What the task asks
Return a copy of every line in the records that includes the word "numbers".

* begin Records for this exercise *

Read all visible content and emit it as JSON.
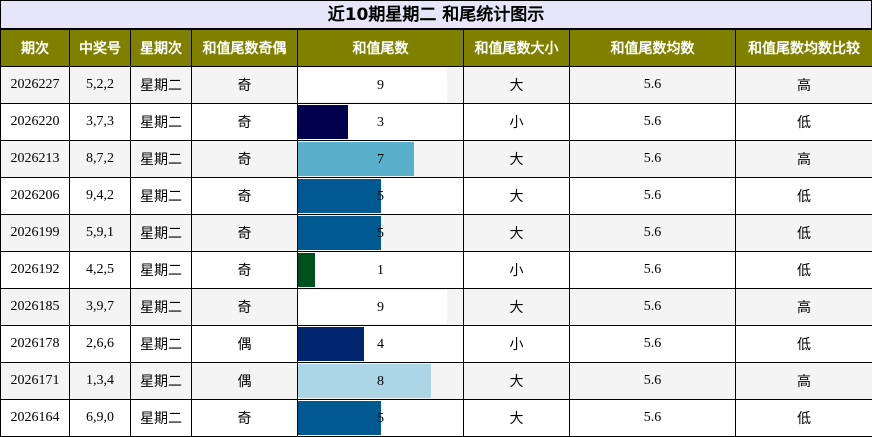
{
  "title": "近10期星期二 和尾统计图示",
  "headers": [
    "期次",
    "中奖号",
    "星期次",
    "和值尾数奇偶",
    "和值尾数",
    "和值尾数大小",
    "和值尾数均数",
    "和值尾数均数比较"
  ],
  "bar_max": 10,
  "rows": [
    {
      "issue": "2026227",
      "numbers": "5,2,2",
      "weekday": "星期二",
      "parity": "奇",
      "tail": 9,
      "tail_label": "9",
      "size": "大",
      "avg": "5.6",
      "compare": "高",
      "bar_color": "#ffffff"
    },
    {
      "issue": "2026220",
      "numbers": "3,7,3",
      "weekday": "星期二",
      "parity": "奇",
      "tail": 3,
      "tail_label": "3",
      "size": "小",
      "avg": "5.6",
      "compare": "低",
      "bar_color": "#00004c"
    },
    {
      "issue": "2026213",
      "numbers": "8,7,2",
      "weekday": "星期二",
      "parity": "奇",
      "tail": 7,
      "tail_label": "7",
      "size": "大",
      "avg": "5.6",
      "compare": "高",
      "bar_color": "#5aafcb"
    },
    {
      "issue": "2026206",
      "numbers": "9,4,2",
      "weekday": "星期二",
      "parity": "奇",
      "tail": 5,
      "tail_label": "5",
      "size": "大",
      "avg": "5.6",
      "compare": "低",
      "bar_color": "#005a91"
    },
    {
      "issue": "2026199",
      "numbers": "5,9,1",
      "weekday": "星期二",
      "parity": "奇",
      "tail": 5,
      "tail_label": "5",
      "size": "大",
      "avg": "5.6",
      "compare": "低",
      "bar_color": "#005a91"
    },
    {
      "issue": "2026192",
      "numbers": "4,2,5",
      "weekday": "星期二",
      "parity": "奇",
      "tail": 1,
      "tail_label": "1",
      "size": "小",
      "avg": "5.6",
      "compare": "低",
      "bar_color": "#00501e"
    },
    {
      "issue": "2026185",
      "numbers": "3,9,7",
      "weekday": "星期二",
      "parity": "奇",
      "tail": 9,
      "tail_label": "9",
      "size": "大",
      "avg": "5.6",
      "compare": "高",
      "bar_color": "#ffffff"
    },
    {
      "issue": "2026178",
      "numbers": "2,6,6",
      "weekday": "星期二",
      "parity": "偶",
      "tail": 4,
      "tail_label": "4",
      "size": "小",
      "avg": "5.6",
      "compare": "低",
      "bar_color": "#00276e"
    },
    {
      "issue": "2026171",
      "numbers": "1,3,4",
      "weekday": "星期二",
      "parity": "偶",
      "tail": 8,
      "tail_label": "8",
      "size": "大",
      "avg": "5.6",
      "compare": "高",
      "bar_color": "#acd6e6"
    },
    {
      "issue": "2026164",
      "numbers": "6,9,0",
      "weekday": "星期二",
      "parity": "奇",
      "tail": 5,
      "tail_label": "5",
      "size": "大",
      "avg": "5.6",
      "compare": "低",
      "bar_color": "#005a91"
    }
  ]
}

* end Records for this exercise *
* begin Records for this exercise *

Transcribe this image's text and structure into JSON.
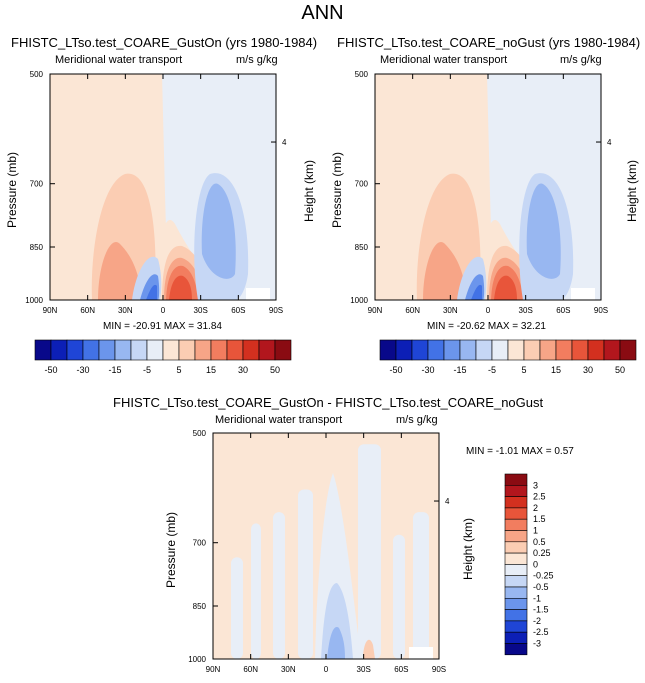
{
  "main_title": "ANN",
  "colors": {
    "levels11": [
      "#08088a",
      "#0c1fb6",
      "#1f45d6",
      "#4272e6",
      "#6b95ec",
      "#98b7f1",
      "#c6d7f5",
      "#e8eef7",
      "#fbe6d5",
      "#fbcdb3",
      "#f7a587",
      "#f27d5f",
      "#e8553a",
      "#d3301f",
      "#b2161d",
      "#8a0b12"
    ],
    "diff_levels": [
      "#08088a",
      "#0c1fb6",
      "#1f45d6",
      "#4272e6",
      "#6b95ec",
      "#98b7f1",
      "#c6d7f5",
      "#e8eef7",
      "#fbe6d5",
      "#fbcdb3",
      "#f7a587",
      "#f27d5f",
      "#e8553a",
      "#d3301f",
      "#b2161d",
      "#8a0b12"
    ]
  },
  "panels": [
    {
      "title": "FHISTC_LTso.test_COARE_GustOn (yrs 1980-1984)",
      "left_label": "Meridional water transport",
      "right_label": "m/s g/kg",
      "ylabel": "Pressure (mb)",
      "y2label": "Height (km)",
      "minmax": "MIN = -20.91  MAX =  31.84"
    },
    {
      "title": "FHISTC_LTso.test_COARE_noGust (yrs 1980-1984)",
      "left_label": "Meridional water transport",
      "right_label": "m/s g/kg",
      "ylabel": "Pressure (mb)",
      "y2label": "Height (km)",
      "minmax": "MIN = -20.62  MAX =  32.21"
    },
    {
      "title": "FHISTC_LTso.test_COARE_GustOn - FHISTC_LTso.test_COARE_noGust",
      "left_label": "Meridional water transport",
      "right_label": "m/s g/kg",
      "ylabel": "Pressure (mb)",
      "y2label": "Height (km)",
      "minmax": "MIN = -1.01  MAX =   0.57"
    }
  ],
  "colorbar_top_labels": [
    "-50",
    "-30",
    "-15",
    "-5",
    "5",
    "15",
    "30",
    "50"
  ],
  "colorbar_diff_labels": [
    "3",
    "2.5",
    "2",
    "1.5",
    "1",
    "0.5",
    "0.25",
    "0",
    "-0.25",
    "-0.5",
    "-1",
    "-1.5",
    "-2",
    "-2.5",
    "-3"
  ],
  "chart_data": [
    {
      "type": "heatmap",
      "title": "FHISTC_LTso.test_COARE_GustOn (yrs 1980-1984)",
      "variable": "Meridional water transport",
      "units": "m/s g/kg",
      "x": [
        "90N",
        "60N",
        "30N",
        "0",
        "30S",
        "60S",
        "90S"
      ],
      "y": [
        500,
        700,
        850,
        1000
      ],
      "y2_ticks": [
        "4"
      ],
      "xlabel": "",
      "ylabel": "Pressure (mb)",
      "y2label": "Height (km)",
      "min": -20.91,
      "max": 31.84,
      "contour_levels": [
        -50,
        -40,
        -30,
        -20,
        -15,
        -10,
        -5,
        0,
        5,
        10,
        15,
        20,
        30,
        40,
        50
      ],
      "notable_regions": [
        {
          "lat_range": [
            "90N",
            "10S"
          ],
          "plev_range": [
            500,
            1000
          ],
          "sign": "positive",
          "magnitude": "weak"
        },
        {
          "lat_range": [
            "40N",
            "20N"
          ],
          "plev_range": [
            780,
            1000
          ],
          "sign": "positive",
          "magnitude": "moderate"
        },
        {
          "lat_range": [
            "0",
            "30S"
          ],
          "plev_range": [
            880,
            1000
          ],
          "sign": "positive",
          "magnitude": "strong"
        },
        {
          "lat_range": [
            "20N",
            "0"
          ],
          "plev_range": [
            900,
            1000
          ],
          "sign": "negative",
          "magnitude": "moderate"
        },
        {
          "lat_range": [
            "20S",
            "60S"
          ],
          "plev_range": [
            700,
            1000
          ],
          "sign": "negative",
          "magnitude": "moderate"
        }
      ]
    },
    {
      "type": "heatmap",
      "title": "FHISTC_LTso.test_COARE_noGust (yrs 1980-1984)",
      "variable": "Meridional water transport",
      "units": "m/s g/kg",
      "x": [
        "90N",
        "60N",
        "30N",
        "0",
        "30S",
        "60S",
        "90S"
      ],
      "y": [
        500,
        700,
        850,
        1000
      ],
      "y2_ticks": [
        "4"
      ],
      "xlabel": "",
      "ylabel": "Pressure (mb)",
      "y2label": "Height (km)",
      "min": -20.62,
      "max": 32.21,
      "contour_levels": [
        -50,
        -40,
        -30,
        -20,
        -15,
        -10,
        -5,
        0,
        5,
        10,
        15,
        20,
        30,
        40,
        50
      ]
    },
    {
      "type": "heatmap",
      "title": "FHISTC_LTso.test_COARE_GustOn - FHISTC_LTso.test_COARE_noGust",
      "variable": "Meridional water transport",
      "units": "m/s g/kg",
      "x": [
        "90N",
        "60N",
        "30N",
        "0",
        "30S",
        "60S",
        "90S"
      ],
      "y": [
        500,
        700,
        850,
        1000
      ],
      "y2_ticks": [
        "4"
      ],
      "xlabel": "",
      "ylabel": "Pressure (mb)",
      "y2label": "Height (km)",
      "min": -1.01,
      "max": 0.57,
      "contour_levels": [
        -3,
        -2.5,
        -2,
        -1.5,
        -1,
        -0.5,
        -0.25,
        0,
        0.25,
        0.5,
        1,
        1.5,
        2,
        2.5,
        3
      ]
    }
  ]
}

* end Records for this exercise *

Reply
      "numbers": "5,2,2",
      "numbers": "3,7,3",
      "numbers": "8,7,2",
      "numbers": "9,4,2",
      "numbers": "5,9,1",
      "numbers": "4,2,5",
      "numbers": "3,9,7",
      "numbers": "2,6,6",
      "numbers": "1,3,4",
      "numbers": "6,9,0",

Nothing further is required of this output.